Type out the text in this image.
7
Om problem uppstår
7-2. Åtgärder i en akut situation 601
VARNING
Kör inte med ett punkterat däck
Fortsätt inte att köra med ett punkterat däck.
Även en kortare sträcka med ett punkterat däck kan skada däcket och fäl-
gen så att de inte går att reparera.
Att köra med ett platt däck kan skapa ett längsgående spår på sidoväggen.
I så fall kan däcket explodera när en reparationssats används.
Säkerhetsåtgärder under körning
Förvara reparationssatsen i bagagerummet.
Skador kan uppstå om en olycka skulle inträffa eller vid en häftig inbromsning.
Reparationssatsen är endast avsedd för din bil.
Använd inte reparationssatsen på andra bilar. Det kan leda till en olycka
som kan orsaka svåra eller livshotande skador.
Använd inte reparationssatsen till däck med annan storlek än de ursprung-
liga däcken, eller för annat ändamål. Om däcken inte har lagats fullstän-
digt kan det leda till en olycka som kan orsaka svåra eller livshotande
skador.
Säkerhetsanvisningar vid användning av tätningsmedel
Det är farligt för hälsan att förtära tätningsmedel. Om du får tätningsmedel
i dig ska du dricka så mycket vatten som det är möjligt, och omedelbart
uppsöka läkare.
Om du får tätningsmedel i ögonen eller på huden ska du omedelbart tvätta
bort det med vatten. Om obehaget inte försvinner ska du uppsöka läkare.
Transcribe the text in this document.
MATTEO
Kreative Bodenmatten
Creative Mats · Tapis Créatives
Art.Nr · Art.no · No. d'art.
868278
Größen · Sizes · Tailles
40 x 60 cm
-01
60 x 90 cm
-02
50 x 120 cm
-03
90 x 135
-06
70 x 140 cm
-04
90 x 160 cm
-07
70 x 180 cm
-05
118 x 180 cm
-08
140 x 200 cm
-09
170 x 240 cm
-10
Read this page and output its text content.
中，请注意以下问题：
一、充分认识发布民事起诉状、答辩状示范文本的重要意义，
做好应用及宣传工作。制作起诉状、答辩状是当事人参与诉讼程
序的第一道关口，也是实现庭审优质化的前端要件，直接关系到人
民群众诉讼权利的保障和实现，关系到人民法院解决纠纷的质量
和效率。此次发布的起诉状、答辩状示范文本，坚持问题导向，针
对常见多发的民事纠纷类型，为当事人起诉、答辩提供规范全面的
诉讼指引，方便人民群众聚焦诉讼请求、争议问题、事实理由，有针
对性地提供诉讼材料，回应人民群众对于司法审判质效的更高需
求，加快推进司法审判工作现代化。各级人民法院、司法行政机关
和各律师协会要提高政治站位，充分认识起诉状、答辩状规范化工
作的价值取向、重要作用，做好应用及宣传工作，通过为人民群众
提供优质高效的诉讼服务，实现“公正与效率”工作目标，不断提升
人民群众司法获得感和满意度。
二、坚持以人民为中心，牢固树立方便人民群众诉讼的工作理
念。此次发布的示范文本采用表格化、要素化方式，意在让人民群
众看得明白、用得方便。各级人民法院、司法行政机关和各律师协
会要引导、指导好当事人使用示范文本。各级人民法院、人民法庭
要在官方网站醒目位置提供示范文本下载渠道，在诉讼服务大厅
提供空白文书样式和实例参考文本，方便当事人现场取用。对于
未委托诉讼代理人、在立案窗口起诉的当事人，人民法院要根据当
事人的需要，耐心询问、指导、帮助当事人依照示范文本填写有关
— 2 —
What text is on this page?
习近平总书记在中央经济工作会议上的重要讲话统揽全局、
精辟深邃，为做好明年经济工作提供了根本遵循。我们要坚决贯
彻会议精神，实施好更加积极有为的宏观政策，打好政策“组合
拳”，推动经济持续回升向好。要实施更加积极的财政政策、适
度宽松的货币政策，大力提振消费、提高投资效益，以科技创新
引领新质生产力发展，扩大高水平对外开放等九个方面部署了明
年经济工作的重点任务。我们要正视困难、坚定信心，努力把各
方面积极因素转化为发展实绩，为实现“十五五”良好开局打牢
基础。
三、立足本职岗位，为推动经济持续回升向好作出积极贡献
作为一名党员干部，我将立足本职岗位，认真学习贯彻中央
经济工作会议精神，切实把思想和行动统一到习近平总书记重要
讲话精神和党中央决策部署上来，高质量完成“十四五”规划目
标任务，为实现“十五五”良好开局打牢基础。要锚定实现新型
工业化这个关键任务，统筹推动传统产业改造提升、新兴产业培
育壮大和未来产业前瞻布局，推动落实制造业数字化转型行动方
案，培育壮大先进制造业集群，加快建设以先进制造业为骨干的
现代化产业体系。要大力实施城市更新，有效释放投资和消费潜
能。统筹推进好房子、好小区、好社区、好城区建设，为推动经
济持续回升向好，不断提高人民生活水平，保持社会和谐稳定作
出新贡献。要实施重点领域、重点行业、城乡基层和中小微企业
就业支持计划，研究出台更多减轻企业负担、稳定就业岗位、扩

______

*TASK TO COMPLETE:* Above are the records; copy all of them exactly.

*OUTPUT BELOW:*
Type out the text in this image.
7
Om problem uppstår
7-2. Åtgärder i en akut situation 601
VARNING
Kör inte med ett punkterat däck
Fortsätt inte att köra med ett punkterat däck.
Även en kortare sträcka med ett punkterat däck kan skada däcket och fäl-
gen så att de inte går att reparera.
Att köra med ett platt däck kan skapa ett längsgående spår på sidoväggen.
I så fall kan däcket explodera när en reparationssats används.
Säkerhetsåtgärder under körning
Förvara reparationssatsen i bagagerummet.
Skador kan uppstå om en olycka skulle inträffa eller vid en häftig inbromsning.
Reparationssatsen är endast avsedd för din bil.
Använd inte reparationssatsen på andra bilar. Det kan leda till en olycka
som kan orsaka svåra eller livshotande skador.
Använd inte reparationssatsen till däck med annan storlek än de ursprung-
liga däcken, eller för annat ändamål. Om däcken inte har lagats fullstän-
digt kan det leda till en olycka som kan orsaka svåra eller livshotande
skador.
Säkerhetsanvisningar vid användning av tätningsmedel
Det är farligt för hälsan att förtära tätningsmedel. Om du får tätningsmedel
i dig ska du dricka så mycket vatten som det är möjligt, och omedelbart
uppsöka läkare.
Om du får tätningsmedel i ögonen eller på huden ska du omedelbart tvätta
bort det med vatten. Om obehaget inte försvinner ska du uppsöka läkare.
Transcribe the text in this document.
MATTEO
Kreative Bodenmatten
Creative Mats · Tapis Créatives
Art.Nr · Art.no · No. d'art.
868278
Größen · Sizes · Tailles
40 x 60 cm
-01
60 x 90 cm
-02
50 x 120 cm
-03
90 x 135
-06
70 x 140 cm
-04
90 x 160 cm
-07
70 x 180 cm
-05
118 x 180 cm
-08
140 x 200 cm
-09
170 x 240 cm
-10
Read this page and output its text content.
中，请注意以下问题：
一、充分认识发布民事起诉状、答辩状示范文本的重要意义，
做好应用及宣传工作。制作起诉状、答辩状是当事人参与诉讼程
序的第一道关口，也是实现庭审优质化的前端要件，直接关系到人
民群众诉讼权利的保障和实现，关系到人民法院解决纠纷的质量
和效率。此次发布的起诉状、答辩状示范文本，坚持问题导向，针
对常见多发的民事纠纷类型，为当事人起诉、答辩提供规范全面的
诉讼指引，方便人民群众聚焦诉讼请求、争议问题、事实理由，有针
对性地提供诉讼材料，回应人民群众对于司法审判质效的更高需
求，加快推进司法审判工作现代化。各级人民法院、司法行政机关
和各律师协会要提高政治站位，充分认识起诉状、答辩状规范化工
作的价值取向、重要作用，做好应用及宣传工作，通过为人民群众
提供优质高效的诉讼服务，实现“公正与效率”工作目标，不断提升
人民群众司法获得感和满意度。
二、坚持以人民为中心，牢固树立方便人民群众诉讼的工作理
念。此次发布的示范文本采用表格化、要素化方式，意在让人民群
众看得明白、用得方便。各级人民法院、司法行政机关和各律师协
会要引导、指导好当事人使用示范文本。各级人民法院、人民法庭
要在官方网站醒目位置提供示范文本下载渠道，在诉讼服务大厅
提供空白文书样式和实例参考文本，方便当事人现场取用。对于
未委托诉讼代理人、在立案窗口起诉的当事人，人民法院要根据当
事人的需要，耐心询问、指导、帮助当事人依照示范文本填写有关
— 2 —
What text is on this page?
习近平总书记在中央经济工作会议上的重要讲话统揽全局、
精辟深邃，为做好明年经济工作提供了根本遵循。我们要坚决贯
彻会议精神，实施好更加积极有为的宏观政策，打好政策“组合
拳”，推动经济持续回升向好。要实施更加积极的财政政策、适
度宽松的货币政策，大力提振消费、提高投资效益，以科技创新
引领新质生产力发展，扩大高水平对外开放等九个方面部署了明
年经济工作的重点任务。我们要正视困难、坚定信心，努力把各
方面积极因素转化为发展实绩，为实现“十五五”良好开局打牢
基础。
三、立足本职岗位，为推动经济持续回升向好作出积极贡献
作为一名党员干部，我将立足本职岗位，认真学习贯彻中央
经济工作会议精神，切实把思想和行动统一到习近平总书记重要
讲话精神和党中央决策部署上来，高质量完成“十四五”规划目
标任务，为实现“十五五”良好开局打牢基础。要锚定实现新型
工业化这个关键任务，统筹推动传统产业改造提升、新兴产业培
育壮大和未来产业前瞻布局，推动落实制造业数字化转型行动方
案，培育壮大先进制造业集群，加快建设以先进制造业为骨干的
现代化产业体系。要大力实施城市更新，有效释放投资和消费潜
能。统筹推进好房子、好小区、好社区、好城区建设，为推动经
济持续回升向好，不断提高人民生活水平，保持社会和谐稳定作
出新贡献。要实施重点领域、重点行业、城乡基层和中小微企业
就业支持计划，研究出台更多减轻企业负担、稳定就业岗位、扩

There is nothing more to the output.